═════ DATASET ENTRIES ═════

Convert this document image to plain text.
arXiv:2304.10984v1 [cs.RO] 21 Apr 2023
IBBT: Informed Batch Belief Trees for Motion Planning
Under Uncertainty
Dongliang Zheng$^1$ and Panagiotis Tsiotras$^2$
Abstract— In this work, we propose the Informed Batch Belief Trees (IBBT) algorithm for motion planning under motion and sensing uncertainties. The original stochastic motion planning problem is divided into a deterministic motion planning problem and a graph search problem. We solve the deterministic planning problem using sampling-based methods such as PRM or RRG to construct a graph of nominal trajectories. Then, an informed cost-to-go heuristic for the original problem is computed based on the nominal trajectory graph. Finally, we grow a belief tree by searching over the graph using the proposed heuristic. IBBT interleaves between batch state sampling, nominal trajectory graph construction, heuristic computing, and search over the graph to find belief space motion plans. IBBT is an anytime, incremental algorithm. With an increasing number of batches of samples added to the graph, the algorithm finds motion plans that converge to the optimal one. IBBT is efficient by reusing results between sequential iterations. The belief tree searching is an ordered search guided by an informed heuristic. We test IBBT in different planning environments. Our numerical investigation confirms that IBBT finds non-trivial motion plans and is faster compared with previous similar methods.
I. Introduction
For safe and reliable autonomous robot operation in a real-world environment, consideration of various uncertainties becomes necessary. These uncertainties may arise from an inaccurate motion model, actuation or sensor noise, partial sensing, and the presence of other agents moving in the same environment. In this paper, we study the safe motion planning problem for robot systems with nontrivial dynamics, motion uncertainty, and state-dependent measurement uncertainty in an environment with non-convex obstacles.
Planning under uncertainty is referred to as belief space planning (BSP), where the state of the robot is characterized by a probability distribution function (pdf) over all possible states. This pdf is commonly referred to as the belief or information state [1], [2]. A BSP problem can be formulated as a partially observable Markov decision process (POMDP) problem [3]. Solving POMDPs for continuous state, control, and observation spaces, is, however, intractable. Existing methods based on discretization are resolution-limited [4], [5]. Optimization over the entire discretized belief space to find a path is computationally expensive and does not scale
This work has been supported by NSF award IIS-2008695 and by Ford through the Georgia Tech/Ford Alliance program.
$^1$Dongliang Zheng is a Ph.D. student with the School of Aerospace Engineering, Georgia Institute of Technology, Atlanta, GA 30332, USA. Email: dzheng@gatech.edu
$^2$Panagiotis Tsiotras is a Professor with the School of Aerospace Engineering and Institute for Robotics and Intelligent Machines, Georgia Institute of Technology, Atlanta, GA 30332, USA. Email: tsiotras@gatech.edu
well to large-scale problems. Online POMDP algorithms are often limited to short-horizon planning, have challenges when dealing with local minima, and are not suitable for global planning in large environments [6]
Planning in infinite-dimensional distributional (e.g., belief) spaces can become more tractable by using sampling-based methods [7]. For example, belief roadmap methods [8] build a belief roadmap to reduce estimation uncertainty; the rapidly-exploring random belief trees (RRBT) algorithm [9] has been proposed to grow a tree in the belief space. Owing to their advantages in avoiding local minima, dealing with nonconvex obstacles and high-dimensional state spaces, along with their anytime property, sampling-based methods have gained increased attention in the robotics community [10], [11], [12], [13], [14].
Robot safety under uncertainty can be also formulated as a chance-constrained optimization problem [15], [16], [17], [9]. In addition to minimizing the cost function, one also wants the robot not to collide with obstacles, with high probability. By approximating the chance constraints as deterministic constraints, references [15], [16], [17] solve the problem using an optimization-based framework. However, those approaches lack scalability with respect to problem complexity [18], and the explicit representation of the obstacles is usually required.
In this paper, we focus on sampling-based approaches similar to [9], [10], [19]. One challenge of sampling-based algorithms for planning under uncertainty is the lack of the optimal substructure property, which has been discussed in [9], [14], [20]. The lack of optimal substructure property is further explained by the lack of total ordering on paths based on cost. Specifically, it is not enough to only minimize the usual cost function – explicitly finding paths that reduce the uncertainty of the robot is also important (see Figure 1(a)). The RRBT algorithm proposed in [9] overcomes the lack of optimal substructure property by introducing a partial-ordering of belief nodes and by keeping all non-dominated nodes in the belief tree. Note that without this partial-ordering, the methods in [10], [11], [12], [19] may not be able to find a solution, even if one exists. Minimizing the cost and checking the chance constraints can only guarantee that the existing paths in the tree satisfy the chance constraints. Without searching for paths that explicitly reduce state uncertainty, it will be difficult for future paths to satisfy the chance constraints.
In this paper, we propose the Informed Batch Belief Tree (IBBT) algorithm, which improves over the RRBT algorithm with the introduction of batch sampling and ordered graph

═════

* _SHORT EXERCISE_: Look through the entries above; copy every line holding the string "gatech".

* _RESPONSE TO THIS EXERCISE_:
$^1$Dongliang Zheng is a Ph.D. student with the School of Aerospace Engineering, Georgia Institute of Technology, Atlanta, GA 30332, USA. Email: dzheng@gatech.edu
$^2$Panagiotis Tsiotras is a Professor with the School of Aerospace Engineering and Institute for Robotics and Intelligent Machines, Georgia Institute of Technology, Atlanta, GA 30332, USA. Email: tsiotras@gatech.edu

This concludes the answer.